» DIRECTIONS FOR THIS TASK
Search the data below for the word "shpesh" and copy each line that holds it.

» DATA EXTRACT
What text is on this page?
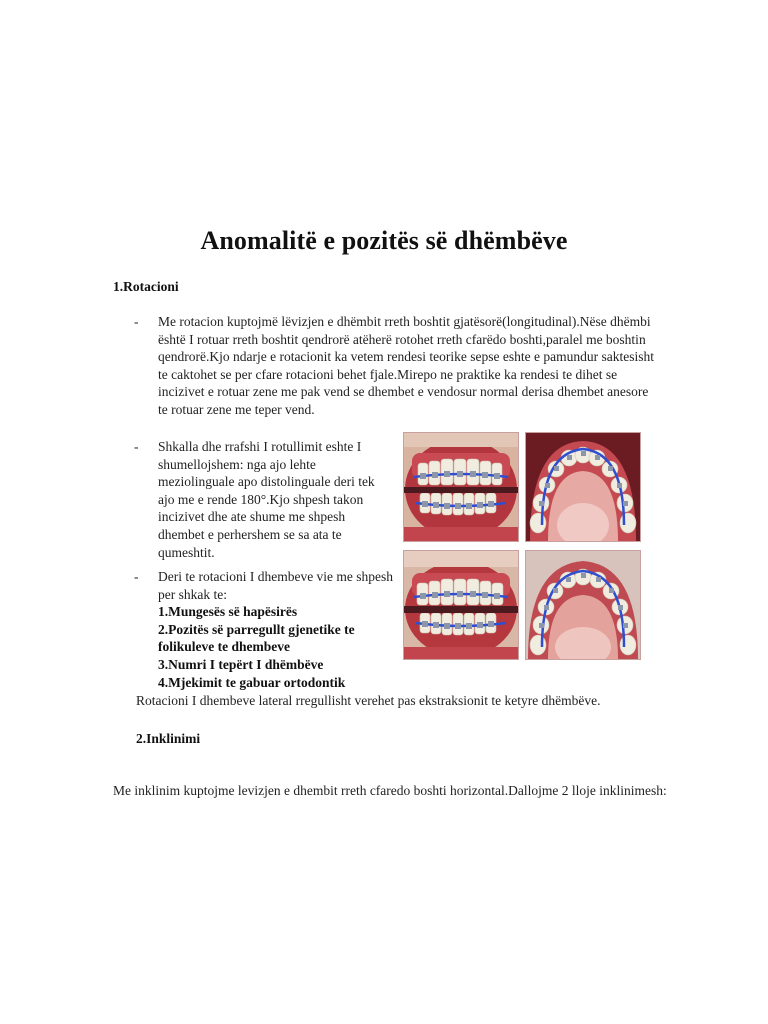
Anomalitë e pozitës së dhëmbëve
1.Rotacioni
- Me rotacion kuptojmë lëvizjen e dhëmbit rreth boshtit gjatësorë(longitudinal).Nëse dhëmbi është I rotuar rreth boshtit qendrorë atëherë rotohet rreth cfarëdo boshti,paralel me boshtin qendrorë.Kjo ndarje e rotacionit ka vetem rendesi teorike sepse eshte e pamundur saktesisht te caktohet se per cfare rotacioni behet fjale.Mirepo ne praktike ka rendesi te dihet se incizivet e rotuar zene me pak vend se dhembet e vendosur normal derisa dhembet anesore te rotuar zene me teper vend.
- Shkalla dhe rrafshi I rotullimit eshte I shumellojshem: nga ajo lehte meziolinguale apo distolinguale deri tek ajo me e rende 180°.Kjo shpesh takon incizivet dhe ate shume me shpesh dhembet e perhershem se sa ata te qumeshtit.
- Deri te rotacioni I dhembeve vie me shpesh per shkak te:
1.Mungesës së hapësirës
2.Pozitës së parregullt gjenetike te folikuleve te dhembeve
3.Numri I tepërt I dhëmbëve
4.Mjekimit te gabuar ortodontik
Rotacioni I dhembeve lateral rregullisht verehet pas ekstraksionit te ketyre dhëmbëve.
2.Inklinimi
Me inklinim kuptojme levizjen e dhembit rreth cfaredo boshti horizontal.Dallojme 2 lloje inklinimesh:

» THE RESPONSE
- Shkalla dhe rrafshi I rotullimit eshte I shumellojshem: nga ajo lehte meziolinguale apo distolinguale deri tek ajo me e rende 180°.Kjo shpesh takon incizivet dhe ate shume me shpesh dhembet e perhershem se sa ata te qumeshtit.
- Deri te rotacioni I dhembeve vie me shpesh per shkak te:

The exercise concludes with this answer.